(Data records)
---

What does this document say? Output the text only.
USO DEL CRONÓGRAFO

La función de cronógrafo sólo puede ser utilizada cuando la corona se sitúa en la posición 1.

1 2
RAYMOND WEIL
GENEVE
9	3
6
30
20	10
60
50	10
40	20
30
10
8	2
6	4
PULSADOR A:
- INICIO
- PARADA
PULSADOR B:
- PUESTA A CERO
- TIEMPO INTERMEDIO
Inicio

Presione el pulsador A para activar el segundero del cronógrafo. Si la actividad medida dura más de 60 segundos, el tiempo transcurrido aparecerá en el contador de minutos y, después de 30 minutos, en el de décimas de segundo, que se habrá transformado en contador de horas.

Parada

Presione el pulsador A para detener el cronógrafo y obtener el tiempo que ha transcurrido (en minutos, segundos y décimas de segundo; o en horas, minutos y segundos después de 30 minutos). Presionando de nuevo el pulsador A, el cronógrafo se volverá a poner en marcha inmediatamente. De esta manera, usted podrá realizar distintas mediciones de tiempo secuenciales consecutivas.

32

---

What is asked » Transcribe the material above in its entirety. Match it exactly.

Exercise answer »
What does this document say? Output the text only.
USO DEL CRONÓGRAFO

La función de cronógrafo sólo puede ser utilizada cuando la corona se sitúa en la posición 1.

1 2
RAYMOND WEIL
GENEVE
9	3
6
30
20	10
60
50	10
40	20
30
10
8	2
6	4
PULSADOR A:
- INICIO
- PARADA
PULSADOR B:
- PUESTA A CERO
- TIEMPO INTERMEDIO
Inicio

Presione el pulsador A para activar el segundero del cronógrafo. Si la actividad medida dura más de 60 segundos, el tiempo transcurrido aparecerá en el contador de minutos y, después de 30 minutos, en el de décimas de segundo, que se habrá transformado en contador de horas.

Parada

Presione el pulsador A para detener el cronógrafo y obtener el tiempo que ha transcurrido (en minutos, segundos y décimas de segundo; o en horas, minutos y segundos después de 30 minutos). Presionando de nuevo el pulsador A, el cronógrafo se volverá a poner en marcha inmediatamente. De esta manera, usted podrá realizar distintas mediciones de tiempo secuenciales consecutivas.

32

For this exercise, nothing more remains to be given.